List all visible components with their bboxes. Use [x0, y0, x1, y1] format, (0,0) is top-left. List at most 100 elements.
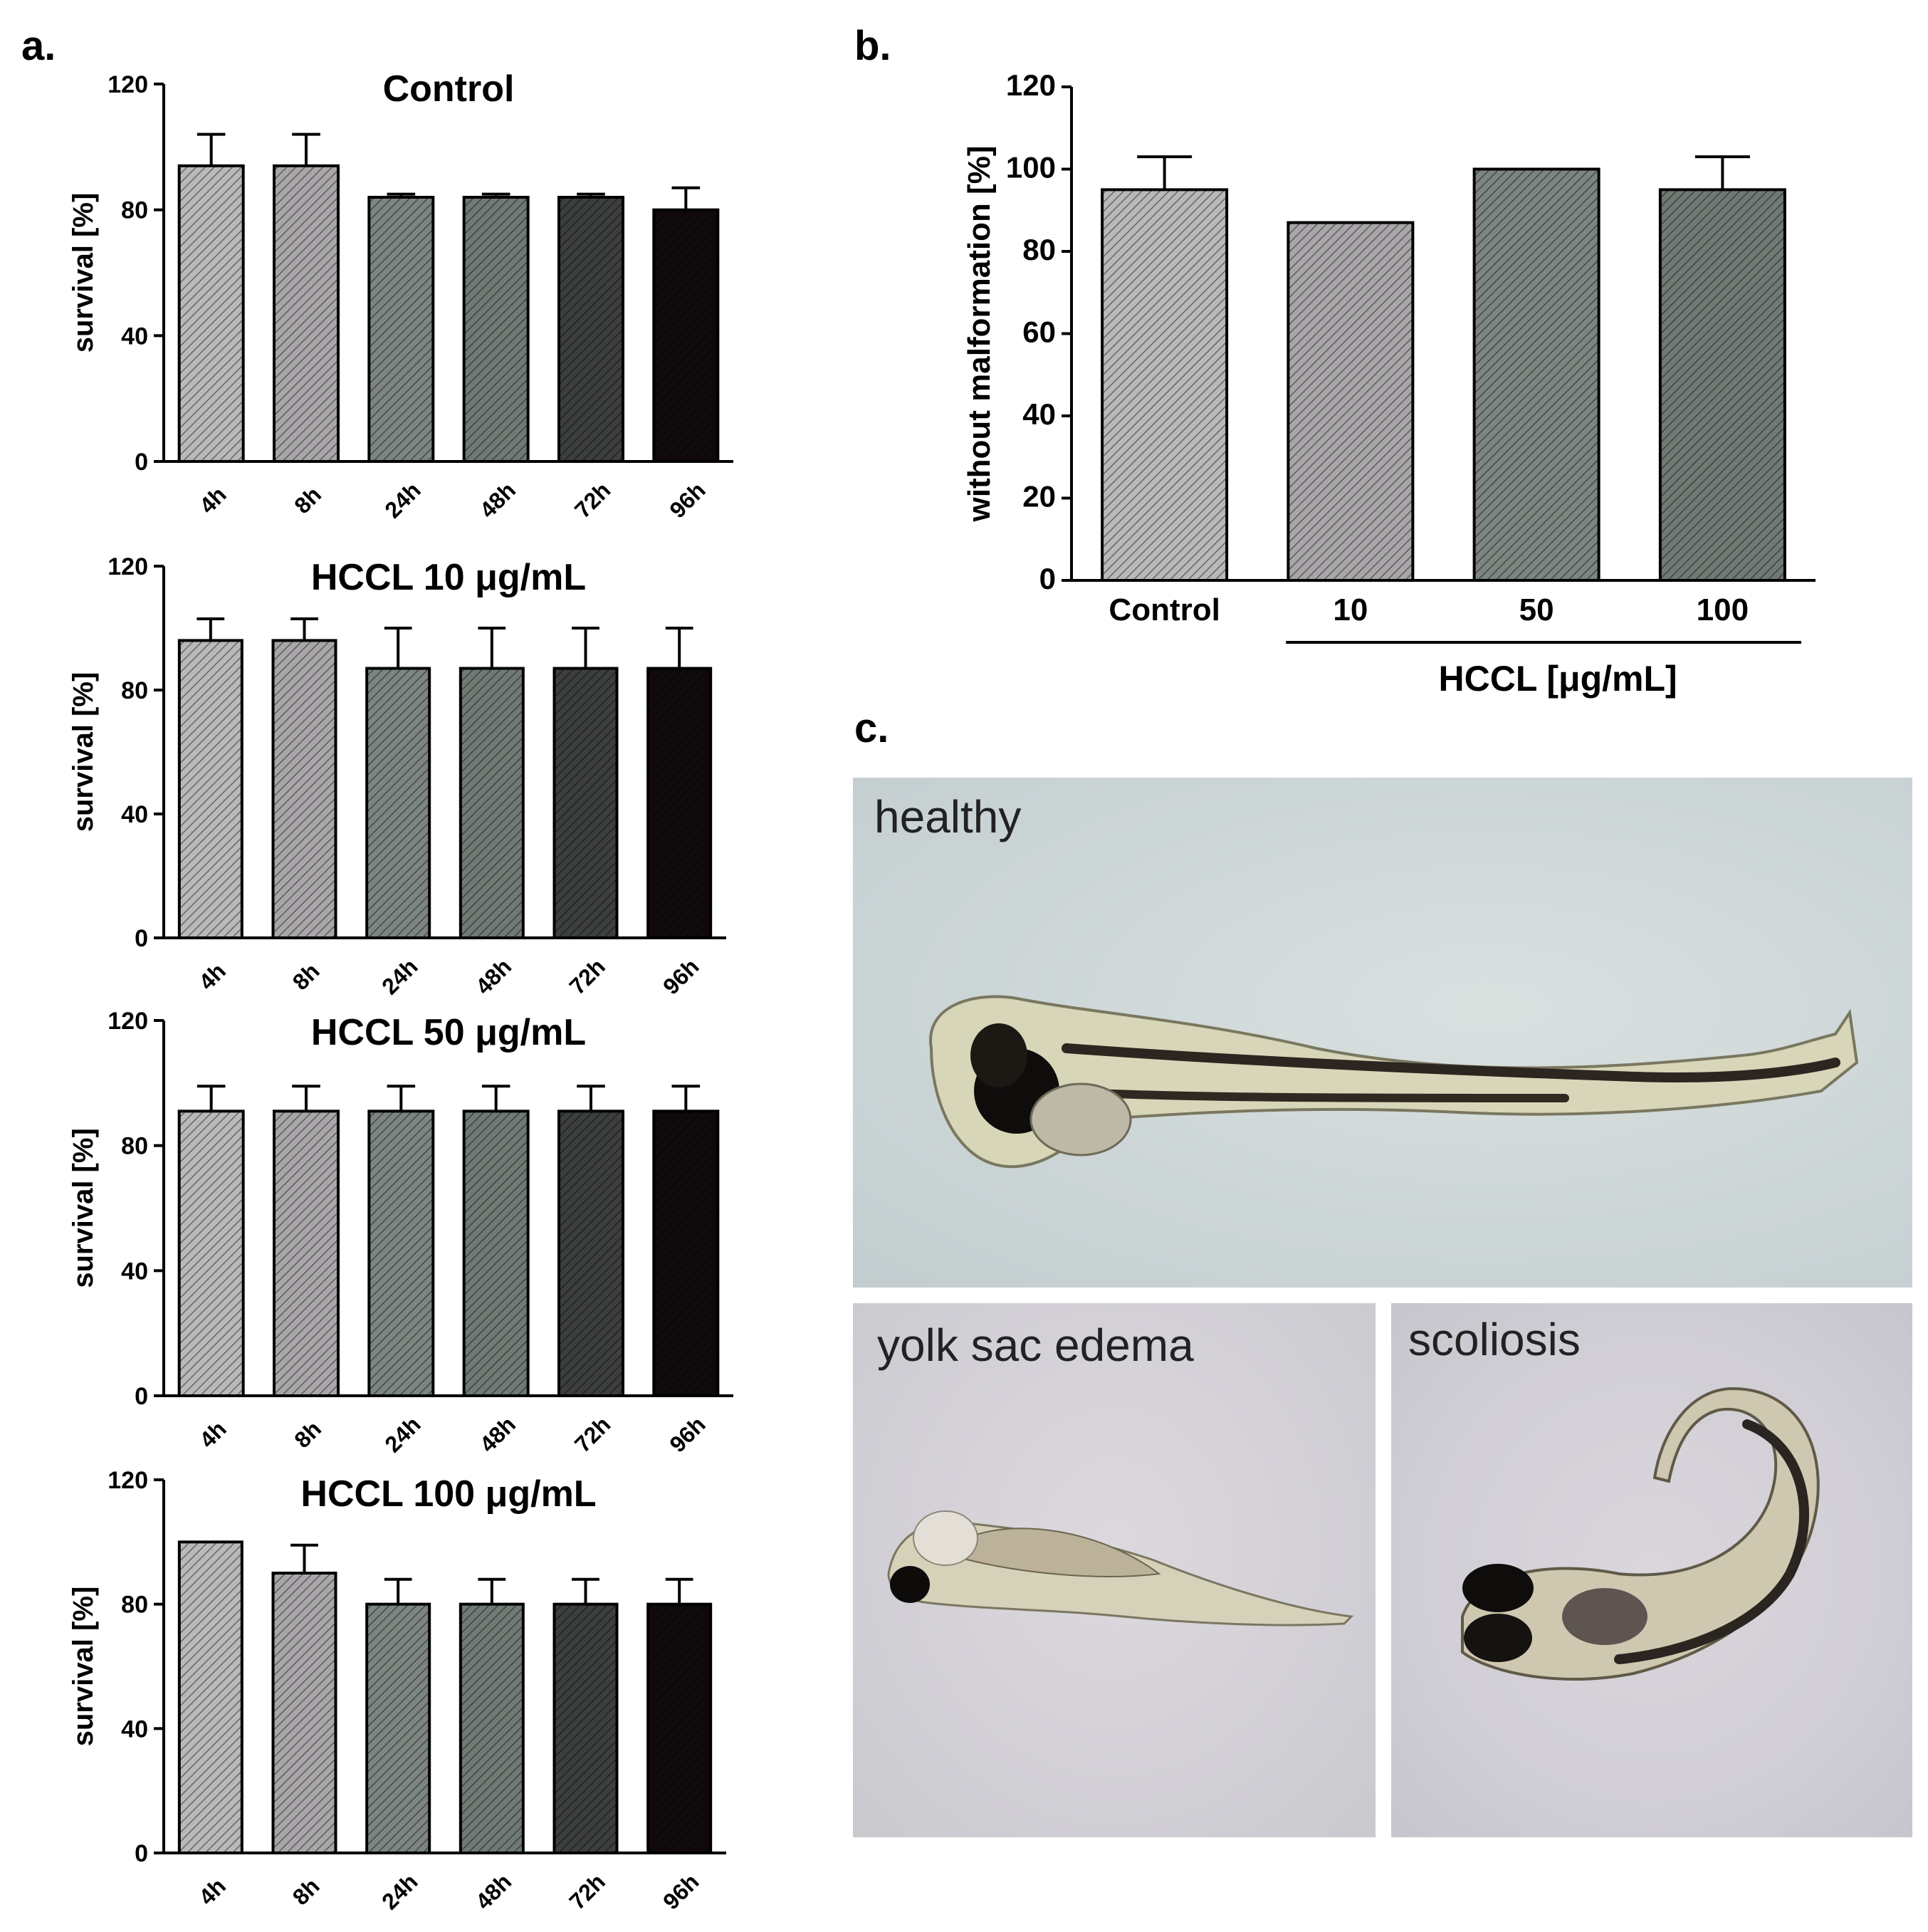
- x-tick-label: 48h: [471, 1869, 516, 1914]
- chart-title: HCCL 100 μg/mL: [300, 1473, 596, 1515]
- x-tick-label: 4h: [194, 958, 231, 995]
- bar-hatch: [1102, 189, 1227, 580]
- y-tick-label: 100: [1006, 151, 1056, 184]
- y-axis-label: survival [%]: [68, 1587, 99, 1747]
- photo-label-healthy: healthy: [874, 791, 1022, 842]
- y-tick-label: 40: [1022, 397, 1056, 431]
- bar-hatch: [274, 1111, 338, 1396]
- y-tick-label: 40: [121, 801, 148, 828]
- x-tick-label: 96h: [664, 477, 710, 523]
- healthy-larva-image: [929, 995, 1859, 1169]
- y-tick-label: 80: [121, 677, 148, 704]
- x-tick-label: Control: [1109, 592, 1220, 627]
- y-axis-label: survival [%]: [68, 193, 99, 353]
- group-label: HCCL [μg/mL]: [1439, 659, 1677, 699]
- x-tick-label: 72h: [564, 1869, 609, 1914]
- bar-hatch: [179, 640, 242, 938]
- bar-hatch: [463, 1111, 528, 1396]
- panel-label-a: a.: [21, 23, 56, 69]
- y-tick-label: 0: [135, 449, 148, 476]
- x-tick-label: 72h: [570, 477, 615, 523]
- y-axis-label: without malformation [%]: [962, 146, 997, 523]
- x-tick-label: 10: [1333, 592, 1368, 627]
- x-tick-label: 96h: [664, 1411, 710, 1457]
- bar-hatch: [179, 165, 243, 462]
- bar-hatch: [654, 1111, 718, 1396]
- x-tick-label: 24h: [377, 1869, 422, 1914]
- panel-label-c: c.: [854, 705, 889, 751]
- y-tick-label: 80: [121, 197, 148, 224]
- x-tick-label: 24h: [379, 1411, 425, 1457]
- y-tick-label: 0: [135, 925, 148, 952]
- x-tick-label: 72h: [564, 954, 609, 999]
- chart-title: Control: [383, 68, 515, 110]
- bar-hatch: [367, 1604, 430, 1853]
- x-tick-label: 8h: [288, 1873, 325, 1910]
- y-tick-label: 0: [135, 1383, 148, 1410]
- bar-hatch: [559, 1111, 623, 1396]
- bar-hatch: [1474, 169, 1599, 580]
- x-tick-label: 48h: [475, 477, 520, 523]
- y-tick-label: 120: [1006, 68, 1056, 102]
- chart-a3: 0 40 80 120 survival [%] HCCL 50 μg/mL 4h 8h 24h…: [68, 1008, 733, 1457]
- y-tick-label: 0: [1039, 562, 1056, 595]
- photo-healthy-larva: healthy: [853, 778, 1912, 1288]
- bar-hatch: [460, 1604, 523, 1853]
- bar-hatch: [554, 668, 617, 938]
- chart-b: 0 20 40 60 80 100 120 without malformation [%] C…: [962, 68, 1816, 699]
- y-tick-label: 120: [108, 1467, 148, 1494]
- scoliosis-larva-image: [1461, 1387, 1820, 1681]
- photo-label-scoliosis: scoliosis: [1408, 1314, 1581, 1365]
- y-tick-label: 20: [1022, 480, 1056, 513]
- bar-hatch: [463, 197, 528, 461]
- y-tick-label: 80: [121, 1592, 148, 1619]
- bar-hatch: [654, 209, 718, 461]
- x-tick-label: 100: [1697, 592, 1749, 627]
- bar-hatch: [460, 668, 523, 938]
- chart-a1: 0 40 80 120 survival [%] Control 4h 8h 24h 48h 72h…: [68, 68, 733, 523]
- x-tick-label: 50: [1519, 592, 1554, 627]
- bar-hatch: [559, 197, 623, 461]
- y-tick-label: 60: [1022, 315, 1056, 349]
- y-axis-label: survival [%]: [68, 1128, 99, 1288]
- bar-hatch: [179, 1542, 242, 1853]
- bar-hatch: [369, 1111, 434, 1396]
- bar-hatch: [273, 1573, 336, 1853]
- y-tick-label: 40: [121, 323, 148, 350]
- bar-hatch: [648, 1604, 711, 1853]
- y-tick-label: 80: [121, 1133, 148, 1160]
- bar-hatch: [1288, 222, 1413, 580]
- photo-yolk-sac-edema-larva: yolk sac edema: [853, 1303, 1376, 1837]
- x-tick-label: 72h: [570, 1411, 615, 1457]
- x-tick-label: 4h: [194, 1416, 231, 1453]
- y-tick-label: 40: [121, 1716, 148, 1743]
- panel-label-b: b.: [854, 23, 891, 69]
- y-tick-label: 120: [108, 553, 148, 580]
- photo-label-yolk-sac-edema: yolk sac edema: [877, 1320, 1194, 1371]
- yolk-sac-edema-larva-image: [887, 1510, 1354, 1626]
- y-tick-label: 0: [135, 1840, 148, 1867]
- y-tick-label: 120: [108, 71, 148, 98]
- chart-a2: 0 40 80 120 survival [%] HCCL 10 μg/mL 4h 8h 24h…: [68, 553, 726, 999]
- x-tick-label: 96h: [658, 1869, 703, 1914]
- x-tick-label: 8h: [289, 481, 326, 518]
- y-tick-label: 80: [1022, 233, 1056, 266]
- bar-hatch: [274, 165, 338, 462]
- x-tick-label: 4h: [194, 481, 231, 518]
- x-tick-label: 96h: [658, 954, 703, 999]
- x-tick-label: 4h: [194, 1873, 231, 1910]
- bar-hatch: [367, 668, 430, 938]
- bar-hatch: [1660, 189, 1785, 580]
- bar-hatch: [179, 1111, 243, 1396]
- bar-hatch: [273, 640, 336, 938]
- photo-scoliosis-larva: scoliosis: [1391, 1303, 1912, 1837]
- x-tick-label: 8h: [289, 1416, 326, 1453]
- bar-hatch: [369, 197, 434, 461]
- chart-title: HCCL 50 μg/mL: [311, 1012, 586, 1053]
- y-tick-label: 120: [108, 1008, 148, 1035]
- x-tick-label: 48h: [475, 1411, 520, 1457]
- y-tick-label: 40: [121, 1258, 148, 1285]
- x-tick-label: 24h: [377, 954, 422, 999]
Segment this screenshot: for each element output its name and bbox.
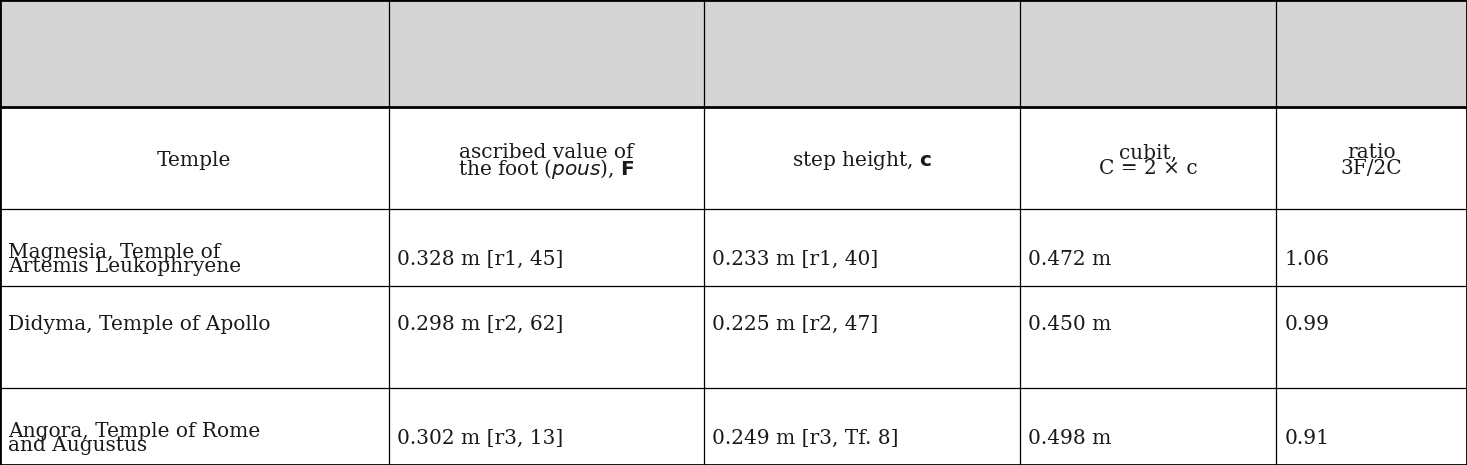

+++++

> [Objective]:
Please return every line of the listing above that contains the word "yolk".

> [Solution]:
- photo-yolk-sac-edema-larva: yolk sac edema: [853, 1303, 1376, 1837]
- photo-label-yolk-sac-edema: yolk sac edema: [877, 1320, 1194, 1371]
- yolk-sac-edema-larva-image: [887, 1510, 1354, 1626]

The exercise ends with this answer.